┌──

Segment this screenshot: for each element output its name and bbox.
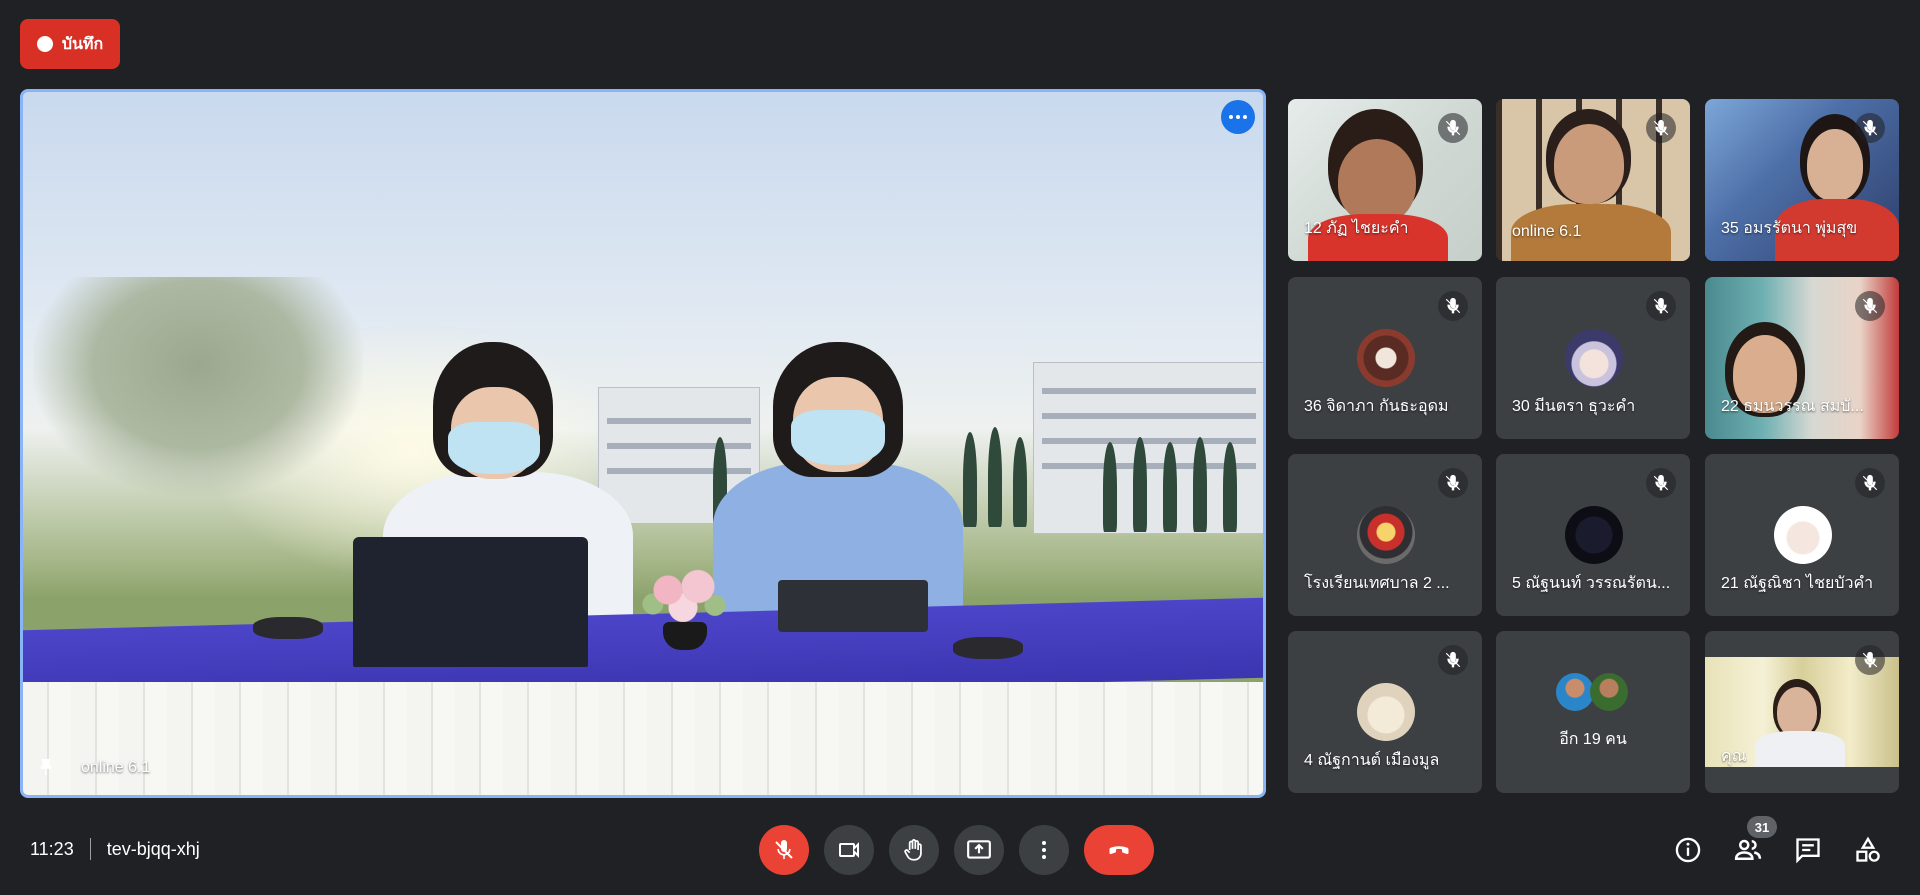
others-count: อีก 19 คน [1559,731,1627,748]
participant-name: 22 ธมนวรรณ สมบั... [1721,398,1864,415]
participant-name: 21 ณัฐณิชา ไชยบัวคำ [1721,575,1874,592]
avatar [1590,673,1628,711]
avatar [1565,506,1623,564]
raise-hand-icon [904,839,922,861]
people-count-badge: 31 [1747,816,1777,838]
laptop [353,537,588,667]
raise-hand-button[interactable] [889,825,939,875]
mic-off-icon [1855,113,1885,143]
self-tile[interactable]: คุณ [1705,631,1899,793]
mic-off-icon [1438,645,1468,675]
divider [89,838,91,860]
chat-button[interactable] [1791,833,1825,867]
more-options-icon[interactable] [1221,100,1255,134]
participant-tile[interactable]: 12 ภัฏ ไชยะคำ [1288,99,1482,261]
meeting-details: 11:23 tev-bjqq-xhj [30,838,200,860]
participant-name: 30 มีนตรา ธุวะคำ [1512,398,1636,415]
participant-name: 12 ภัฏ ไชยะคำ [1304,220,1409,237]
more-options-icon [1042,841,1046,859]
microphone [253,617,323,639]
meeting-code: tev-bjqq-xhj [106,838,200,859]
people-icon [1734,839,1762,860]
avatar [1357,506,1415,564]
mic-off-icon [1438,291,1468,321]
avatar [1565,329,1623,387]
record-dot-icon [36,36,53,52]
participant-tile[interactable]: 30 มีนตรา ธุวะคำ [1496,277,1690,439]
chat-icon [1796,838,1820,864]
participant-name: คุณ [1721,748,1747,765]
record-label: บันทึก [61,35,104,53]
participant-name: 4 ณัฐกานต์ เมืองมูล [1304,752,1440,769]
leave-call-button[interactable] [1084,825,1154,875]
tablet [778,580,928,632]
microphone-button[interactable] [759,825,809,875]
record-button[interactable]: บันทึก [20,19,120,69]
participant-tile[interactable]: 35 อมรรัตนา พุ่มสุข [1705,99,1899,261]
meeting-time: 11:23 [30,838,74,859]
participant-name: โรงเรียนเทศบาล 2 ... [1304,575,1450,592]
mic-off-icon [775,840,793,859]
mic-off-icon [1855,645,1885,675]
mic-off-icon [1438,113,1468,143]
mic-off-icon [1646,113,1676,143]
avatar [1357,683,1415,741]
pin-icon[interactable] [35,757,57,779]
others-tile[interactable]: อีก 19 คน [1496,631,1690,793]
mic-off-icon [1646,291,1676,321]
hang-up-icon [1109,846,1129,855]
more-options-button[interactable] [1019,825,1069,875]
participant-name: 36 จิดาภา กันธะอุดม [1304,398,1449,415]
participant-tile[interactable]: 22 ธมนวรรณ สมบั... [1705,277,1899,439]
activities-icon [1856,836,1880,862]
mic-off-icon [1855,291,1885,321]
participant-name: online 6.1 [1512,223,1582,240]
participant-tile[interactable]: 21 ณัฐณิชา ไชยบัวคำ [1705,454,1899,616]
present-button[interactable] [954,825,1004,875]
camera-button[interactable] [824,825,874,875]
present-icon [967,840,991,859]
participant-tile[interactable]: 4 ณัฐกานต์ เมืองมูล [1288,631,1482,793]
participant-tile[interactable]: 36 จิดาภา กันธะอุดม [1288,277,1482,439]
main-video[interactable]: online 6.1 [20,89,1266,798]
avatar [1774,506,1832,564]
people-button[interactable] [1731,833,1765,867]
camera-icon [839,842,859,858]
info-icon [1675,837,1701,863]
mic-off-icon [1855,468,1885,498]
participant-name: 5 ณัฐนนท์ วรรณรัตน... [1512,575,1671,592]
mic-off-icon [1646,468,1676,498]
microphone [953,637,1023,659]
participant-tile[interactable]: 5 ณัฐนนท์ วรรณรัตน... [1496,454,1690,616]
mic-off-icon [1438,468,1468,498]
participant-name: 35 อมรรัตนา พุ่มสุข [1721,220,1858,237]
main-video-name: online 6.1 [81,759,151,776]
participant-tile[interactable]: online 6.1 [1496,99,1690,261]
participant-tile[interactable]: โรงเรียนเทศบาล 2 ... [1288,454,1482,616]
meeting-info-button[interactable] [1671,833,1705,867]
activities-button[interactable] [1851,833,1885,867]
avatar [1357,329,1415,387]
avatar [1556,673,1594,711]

└──

- **Written problem**
Copy out every line above word for word, leaving out the picture.

- **Result for this exercise**
Segment this screenshot: for each element output its name and bbox.
others-count: อีก 19 คน [1559,731,1627,748]
participant-name: 22 ธมนวรรณ สมบั... [1721,398,1864,415]
participant-name: 21 ณัฐณิชา ไชยบัวคำ [1721,575,1874,592]
avatar [1590,673,1628,711]
avatar [1565,506,1623,564]
raise-hand-icon [904,839,922,861]
people-count-badge: 31 [1747,816,1777,838]
laptop [353,537,588,667]
raise-hand-button[interactable] [889,825,939,875]
mic-off-icon [1855,113,1885,143]
self-tile[interactable]: คุณ [1705,631,1899,793]
mic-off-icon [1438,645,1468,675]
divider [89,838,91,860]
chat-button[interactable] [1791,833,1825,867]
more-options-icon[interactable] [1221,100,1255,134]
participant-tile[interactable]: 12 ภัฏ ไชยะคำ [1288,99,1482,261]
meeting-details: 11:23 tev-bjqq-xhj [30,838,200,860]
participant-name: 30 มีนตรา ธุวะคำ [1512,398,1636,415]
participant-name: 12 ภัฏ ไชยะคำ [1304,220,1409,237]
more-options-icon [1042,841,1046,859]
microphone [253,617,323,639]
meeting-code: tev-bjqq-xhj [106,838,200,859]
people-icon [1734,839,1762,860]
avatar [1357,506,1415,564]
mic-off-icon [1438,291,1468,321]
avatar [1565,329,1623,387]
record-dot-icon [36,36,53,52]
participant-tile[interactable]: 30 มีนตรา ธุวะคำ [1496,277,1690,439]
chat-icon [1796,838,1820,864]
participant-name: คุณ [1721,748,1747,765]
record-label: บันทึก [61,35,104,53]
participant-name: 4 ณัฐกานต์ เมืองมูล [1304,752,1440,769]
leave-call-button[interactable] [1084,825,1154,875]
tablet [778,580,928,632]
microphone-button[interactable] [759,825,809,875]
record-button[interactable]: บันทึก [20,19,120,69]
participant-tile[interactable]: 35 อมรรัตนา พุ่มสุข [1705,99,1899,261]
meeting-time: 11:23 [30,838,74,859]
participant-name: โรงเรียนเทศบาล 2 ... [1304,575,1450,592]
mic-off-icon [775,840,793,859]
mic-off-icon [1855,645,1885,675]
mic-off-icon [1438,113,1468,143]
mic-off-icon [1646,113,1676,143]
avatar [1357,683,1415,741]
pin-icon[interactable] [35,757,57,779]
others-tile[interactable]: อีก 19 คน [1496,631,1690,793]
mic-off-icon [1646,291,1676,321]
hang-up-icon [1109,846,1129,855]
more-options-button[interactable] [1019,825,1069,875]
participant-name: 36 จิดาภา กันธะอุดม [1304,398,1449,415]
participant-tile[interactable]: 22 ธมนวรรณ สมบั... [1705,277,1899,439]
activities-icon [1856,836,1880,862]
mic-off-icon [1855,291,1885,321]
participant-name: online 6.1 [1512,223,1582,240]
participant-tile[interactable]: 21 ณัฐณิชา ไชยบัวคำ [1705,454,1899,616]
present-button[interactable] [954,825,1004,875]
camera-button[interactable] [824,825,874,875]
present-icon [967,840,991,859]
participant-tile[interactable]: 4 ณัฐกานต์ เมืองมูล [1288,631,1482,793]
participant-tile[interactable]: 36 จิดาภา กันธะอุดม [1288,277,1482,439]
main-video[interactable]: online 6.1 [20,89,1266,798]
avatar [1774,506,1832,564]
people-button[interactable] [1731,833,1765,867]
camera-icon [839,842,859,858]
info-icon [1675,837,1701,863]
mic-off-icon [1855,468,1885,498]
participant-name: 5 ณัฐนนท์ วรรณรัตน... [1512,575,1671,592]
mic-off-icon [1646,468,1676,498]
microphone [953,637,1023,659]
participant-tile[interactable]: 5 ณัฐนนท์ วรรณรัตน... [1496,454,1690,616]
mic-off-icon [1438,468,1468,498]
participant-name: 35 อมรรัตนา พุ่มสุข [1721,220,1858,237]
main-video-name: online 6.1 [81,759,151,776]
participant-tile[interactable]: online 6.1 [1496,99,1690,261]
participant-tile[interactable]: โรงเรียนเทศบาล 2 ... [1288,454,1482,616]
meeting-info-button[interactable] [1671,833,1705,867]
activities-button[interactable] [1851,833,1885,867]
avatar [1357,329,1415,387]
avatar [1556,673,1594,711]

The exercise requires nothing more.